■ **Aim of the exercise**: Repeat all of the material exactly as given.

■ **Data section**:
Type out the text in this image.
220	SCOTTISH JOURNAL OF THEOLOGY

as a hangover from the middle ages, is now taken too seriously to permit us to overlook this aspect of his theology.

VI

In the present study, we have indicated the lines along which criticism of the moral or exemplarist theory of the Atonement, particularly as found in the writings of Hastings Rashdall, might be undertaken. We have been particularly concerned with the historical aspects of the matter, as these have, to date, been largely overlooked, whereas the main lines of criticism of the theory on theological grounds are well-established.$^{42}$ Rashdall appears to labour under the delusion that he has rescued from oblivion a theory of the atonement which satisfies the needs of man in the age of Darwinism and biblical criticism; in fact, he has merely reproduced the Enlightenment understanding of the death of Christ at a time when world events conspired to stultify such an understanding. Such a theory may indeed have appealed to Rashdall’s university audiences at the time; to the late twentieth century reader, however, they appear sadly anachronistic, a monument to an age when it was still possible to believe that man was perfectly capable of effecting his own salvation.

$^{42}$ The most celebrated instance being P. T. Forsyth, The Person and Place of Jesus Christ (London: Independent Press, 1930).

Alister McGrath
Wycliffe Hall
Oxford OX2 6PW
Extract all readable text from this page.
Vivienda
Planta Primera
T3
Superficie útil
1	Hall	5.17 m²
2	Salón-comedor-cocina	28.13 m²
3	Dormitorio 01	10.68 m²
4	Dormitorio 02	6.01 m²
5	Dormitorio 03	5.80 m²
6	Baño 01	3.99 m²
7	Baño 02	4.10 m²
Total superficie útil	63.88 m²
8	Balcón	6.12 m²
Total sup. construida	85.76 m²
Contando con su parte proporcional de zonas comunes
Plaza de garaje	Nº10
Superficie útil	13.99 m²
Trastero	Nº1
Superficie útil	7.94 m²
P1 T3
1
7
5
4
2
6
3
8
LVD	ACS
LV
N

■ **Result**:
Type out the text in this image.
220	SCOTTISH JOURNAL OF THEOLOGY

as a hangover from the middle ages, is now taken too seriously to permit us to overlook this aspect of his theology.

VI

In the present study, we have indicated the lines along which criticism of the moral or exemplarist theory of the Atonement, particularly as found in the writings of Hastings Rashdall, might be undertaken. We have been particularly concerned with the historical aspects of the matter, as these have, to date, been largely overlooked, whereas the main lines of criticism of the theory on theological grounds are well-established.$^{42}$ Rashdall appears to labour under the delusion that he has rescued from oblivion a theory of the atonement which satisfies the needs of man in the age of Darwinism and biblical criticism; in fact, he has merely reproduced the Enlightenment understanding of the death of Christ at a time when world events conspired to stultify such an understanding. Such a theory may indeed have appealed to Rashdall’s university audiences at the time; to the late twentieth century reader, however, they appear sadly anachronistic, a monument to an age when it was still possible to believe that man was perfectly capable of effecting his own salvation.

$^{42}$ The most celebrated instance being P. T. Forsyth, The Person and Place of Jesus Christ (London: Independent Press, 1930).

Alister McGrath
Wycliffe Hall
Oxford OX2 6PW
Extract all readable text from this page.
Vivienda
Planta Primera
T3
Superficie útil
1	Hall	5.17 m²
2	Salón-comedor-cocina	28.13 m²
3	Dormitorio 01	10.68 m²
4	Dormitorio 02	6.01 m²
5	Dormitorio 03	5.80 m²
6	Baño 01	3.99 m²
7	Baño 02	4.10 m²
Total superficie útil	63.88 m²
8	Balcón	6.12 m²
Total sup. construida	85.76 m²
Contando con su parte proporcional de zonas comunes
Plaza de garaje	Nº10
Superficie útil	13.99 m²
Trastero	Nº1
Superficie útil	7.94 m²
P1 T3
1
7
5
4
2
6
3
8
LVD	ACS
LV
N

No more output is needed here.